== What you need to do ==
Begin at the line that contains "Output the underlying" and quote each line exactly through the last one. Leave pictures out.

□ □ □ □

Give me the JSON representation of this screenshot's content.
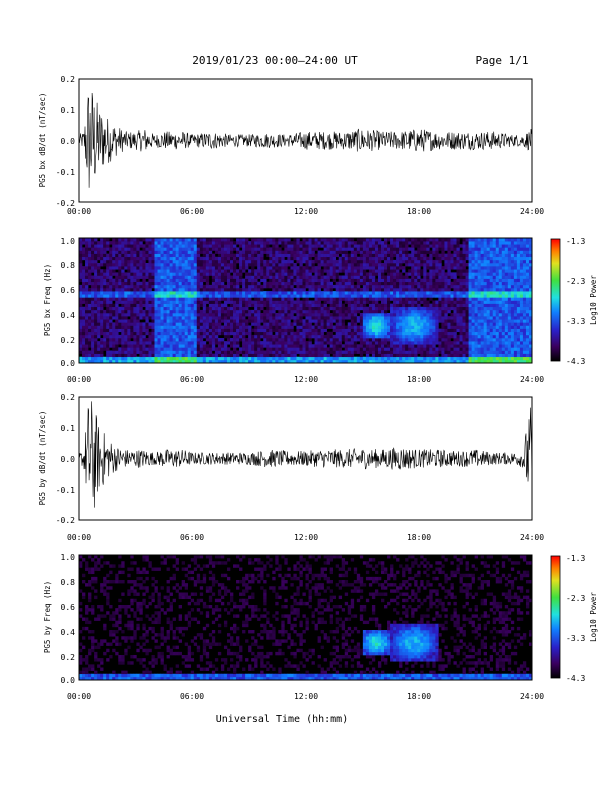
{
  "header": {
    "title": "2019/01/23  00:00–24:00 UT",
    "page": "Page 1/1"
  },
  "xlabel": "Universal Time (hh:mm)",
  "colors": {
    "axis": "#000000",
    "background": "#ffffff",
    "trace": "#000000"
  },
  "chart_data": [
    {
      "type": "line",
      "ylabel": "PG5 bx dB/dt (nT/sec)",
      "xlim": [
        0,
        24
      ],
      "ylim": [
        -0.2,
        0.2
      ],
      "xticks": [
        "00:00",
        "06:00",
        "12:00",
        "18:00",
        "24:00"
      ],
      "yticks": [
        "0.2",
        "0.1",
        "0.0",
        "-0.1",
        "-0.2"
      ],
      "envelope_hours": [
        0,
        0.25,
        0.5,
        0.75,
        1,
        1.5,
        2,
        2.5,
        3,
        3.5,
        4,
        4.5,
        5,
        5.5,
        6,
        7,
        8,
        9,
        10,
        11,
        12,
        13,
        14,
        15,
        16,
        17,
        18,
        19,
        20,
        21,
        22,
        23,
        23.5,
        24
      ],
      "envelope_amplitude": [
        0.02,
        0.03,
        0.2,
        0.18,
        0.12,
        0.08,
        0.05,
        0.03,
        0.03,
        0.04,
        0.02,
        0.03,
        0.03,
        0.03,
        0.02,
        0.03,
        0.02,
        0.02,
        0.025,
        0.02,
        0.03,
        0.03,
        0.03,
        0.04,
        0.03,
        0.03,
        0.04,
        0.03,
        0.03,
        0.03,
        0.03,
        0.02,
        0.02,
        0.04
      ]
    },
    {
      "type": "heatmap",
      "ylabel": "PG5 bx Freq (Hz)",
      "colorbar_label": "Log10 Power",
      "xlim": [
        0,
        24
      ],
      "ylim": [
        0,
        1
      ],
      "xticks": [
        "00:00",
        "06:00",
        "12:00",
        "18:00",
        "24:00"
      ],
      "yticks": [
        "1.0",
        "0.8",
        "0.6",
        "0.4",
        "0.2",
        "0.0"
      ],
      "colorbar_ticks": [
        "-1.3",
        "-2.3",
        "-3.3",
        "-4.3"
      ],
      "zlim": [
        -4.3,
        -1.3
      ],
      "background_log_power": -3.9,
      "broadband_hours": [
        [
          4.0,
          6.3
        ],
        [
          20.7,
          24.0
        ]
      ],
      "harmonic_line_hz": 0.55,
      "emissions": [
        {
          "hours": [
            15.0,
            16.5
          ],
          "hz": [
            0.2,
            0.4
          ],
          "log_power": -2.7
        },
        {
          "hours": [
            16.5,
            19.0
          ],
          "hz": [
            0.15,
            0.45
          ],
          "log_power": -2.9
        }
      ]
    },
    {
      "type": "line",
      "ylabel": "PG5 by dB/dt (nT/sec)",
      "xlim": [
        0,
        24
      ],
      "ylim": [
        -0.2,
        0.2
      ],
      "xticks": [
        "00:00",
        "06:00",
        "12:00",
        "18:00",
        "24:00"
      ],
      "yticks": [
        "0.2",
        "0.1",
        "0.0",
        "-0.1",
        "-0.2"
      ],
      "envelope_hours": [
        0,
        0.25,
        0.5,
        0.75,
        1,
        1.5,
        2,
        2.5,
        3,
        3.5,
        4,
        4.5,
        5,
        5.5,
        6,
        7,
        8,
        9,
        10,
        11,
        12,
        13,
        14,
        15,
        16,
        17,
        18,
        19,
        20,
        21,
        22,
        23,
        23.5,
        24
      ],
      "envelope_amplitude": [
        0.02,
        0.03,
        0.2,
        0.2,
        0.12,
        0.07,
        0.04,
        0.03,
        0.03,
        0.03,
        0.02,
        0.03,
        0.03,
        0.03,
        0.02,
        0.02,
        0.02,
        0.02,
        0.03,
        0.025,
        0.025,
        0.03,
        0.03,
        0.035,
        0.03,
        0.04,
        0.03,
        0.03,
        0.025,
        0.03,
        0.02,
        0.02,
        0.03,
        0.2
      ]
    },
    {
      "type": "heatmap",
      "ylabel": "PG5 by Freq (Hz)",
      "colorbar_label": "Log10 Power",
      "xlim": [
        0,
        24
      ],
      "ylim": [
        0,
        1
      ],
      "xticks": [
        "00:00",
        "06:00",
        "12:00",
        "18:00",
        "24:00"
      ],
      "yticks": [
        "1.0",
        "0.8",
        "0.6",
        "0.4",
        "0.2",
        "0.0"
      ],
      "colorbar_ticks": [
        "-1.3",
        "-2.3",
        "-3.3",
        "-4.3"
      ],
      "zlim": [
        -4.3,
        -1.3
      ],
      "background_log_power": -4.2,
      "broadband_hours": [],
      "harmonic_line_hz": null,
      "emissions": [
        {
          "hours": [
            15.0,
            16.5
          ],
          "hz": [
            0.2,
            0.4
          ],
          "log_power": -2.7
        },
        {
          "hours": [
            16.5,
            19.0
          ],
          "hz": [
            0.15,
            0.45
          ],
          "log_power": -2.9
        }
      ]
    }
  ]
}
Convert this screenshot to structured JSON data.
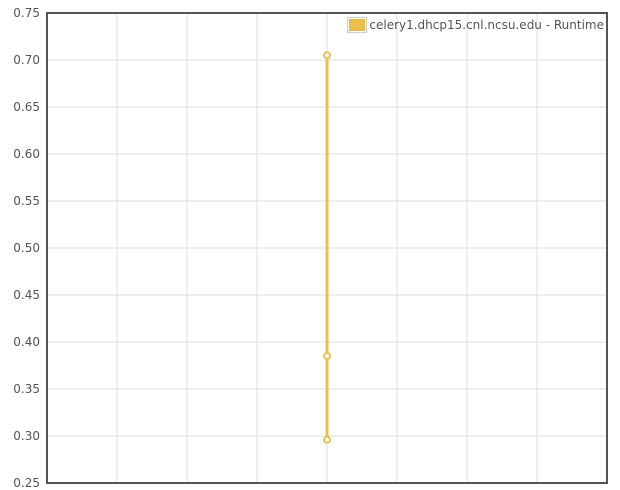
{
  "chart_data": {
    "type": "line",
    "title": "",
    "xlabel": "",
    "ylabel": "",
    "ylim": [
      0.25,
      0.75
    ],
    "yticks": [
      "0.75",
      "0.70",
      "0.65",
      "0.60",
      "0.55",
      "0.50",
      "0.45",
      "0.40",
      "0.35",
      "0.30",
      "0.25"
    ],
    "x_tick_labels_shown": false,
    "grid": true,
    "legend": "top-right",
    "series": [
      {
        "name": "celery1.dhcp15.cnl.ncsu.edu - Runtime",
        "color": "#ebc04f",
        "points": [
          {
            "x": 0,
            "y": 0.705
          },
          {
            "x": 0,
            "y": 0.385
          },
          {
            "x": 0,
            "y": 0.296
          }
        ]
      }
    ]
  }
}
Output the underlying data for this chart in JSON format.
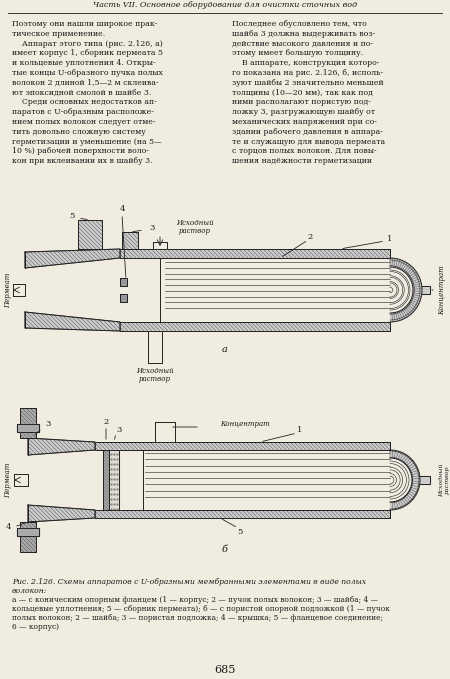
{
  "header_text": "Часть VII. Основное оборудование для очистки сточных вод",
  "left_col_lines": [
    "Поэтому они нашли широкое прак-",
    "тическое применение.",
    "    Аппарат этого типа (рис. 2.126, а)",
    "имеет корпус 1, сборник пермеата 5",
    "и кольцевые уплотнения 4. Откры-",
    "тые концы U-образного пучка полых",
    "волокон 2 длиной 1,5—2 м склеива-",
    "ют эпоксидной смолой в шайбе 3.",
    "    Среди основных недостатков ап-",
    "паратов с U-образным расположе-",
    "нием полых волокон следует отме-",
    "тить довольно сложную систему",
    "герметизации и уменьшение (на 5—",
    "10 %) рабочей поверхности воло-",
    "кон при вклеивании их в шайбу 3."
  ],
  "right_col_lines": [
    "Последнее обусловлено тем, что",
    "шайба 3 должна выдерживать воз-",
    "действие высокого давления и по-",
    "этому имеет большую толщину.",
    "    В аппарате, конструкция которо-",
    "го показана на рис. 2.126, б, исполь-",
    "зуют шайбы 2 значительно меньшей",
    "толщины (10—20 мм), так как под",
    "ними располагают пористую под-",
    "ложку 3, разгружающую шайбу от",
    "механических напряжений при со-",
    "здании рабочего давления в аппара-",
    "те и служащую для вывода пермеата",
    "с торцов полых волокон. Для повы-",
    "шения надёжности герметизации"
  ],
  "cap_line1": "Рис. 2.126. Схемы аппаратов с U-образными мембранными элементами в виде полых",
  "cap_line2": "волокон:",
  "cap_line3": "а — с коническим опорным фланцем (1 — корпус; 2 — пучок полых волокон; 3 — шайба; 4 —",
  "cap_line4": "кольцевые уплотнения; 5 — сборник пермеата); б — с пористой опорной подложкой (1 — пучок",
  "cap_line5": "полых волокон; 2 — шайба; 3 — пористая подложка; 4 — крышка; 5 — фланцевое соединение;",
  "cap_line6": "6 — корпус)",
  "page_number": "685",
  "bg_color": "#f0ece0",
  "text_color": "#1a1a1a",
  "lc": "#222222",
  "hatch_color": "#555555"
}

□ □ □ □

== Reply ==
Output the underlying data for this chart in JSON format.
{
  "header_text": "Часть VII. Основное оборудование для очистки сточных вод",
  "left_col_lines": [
    "Поэтому они нашли широкое прак-",
    "тическое применение.",
    "    Аппарат этого типа (рис. 2.126, а)",
    "имеет корпус 1, сборник пермеата 5",
    "и кольцевые уплотнения 4. Откры-",
    "тые концы U-образного пучка полых",
    "волокон 2 длиной 1,5—2 м склеива-",
    "ют эпоксидной смолой в шайбе 3.",
    "    Среди основных недостатков ап-",
    "паратов с U-образным расположе-",
    "нием полых волокон следует отме-",
    "тить довольно сложную систему",
    "герметизации и уменьшение (на 5—",
    "10 %) рабочей поверхности воло-",
    "кон при вклеивании их в шайбу 3."
  ],
  "right_col_lines": [
    "Последнее обусловлено тем, что",
    "шайба 3 должна выдерживать воз-",
    "действие высокого давления и по-",
    "этому имеет большую толщину.",
    "    В аппарате, конструкция которо-",
    "го показана на рис. 2.126, б, исполь-",
    "зуют шайбы 2 значительно меньшей",
    "толщины (10—20 мм), так как под",
    "ними располагают пористую под-",
    "ложку 3, разгружающую шайбу от",
    "механических напряжений при со-",
    "здании рабочего давления в аппара-",
    "те и служащую для вывода пермеата",
    "с торцов полых волокон. Для повы-",
    "шения надёжности герметизации"
  ],
  "cap_line1": "Рис. 2.126. Схемы аппаратов с U-образными мембранными элементами в виде полых",
  "cap_line2": "волокон:",
  "cap_line3": "а — с коническим опорным фланцем (1 — корпус; 2 — пучок полых волокон; 3 — шайба; 4 —",
  "cap_line4": "кольцевые уплотнения; 5 — сборник пермеата); б — с пористой опорной подложкой (1 — пучок",
  "cap_line5": "полых волокон; 2 — шайба; 3 — пористая подложка; 4 — крышка; 5 — фланцевое соединение;",
  "cap_line6": "6 — корпус)",
  "page_number": "685",
  "bg_color": "#f0ece0",
  "text_color": "#1a1a1a",
  "lc": "#222222",
  "hatch_color": "#555555"
}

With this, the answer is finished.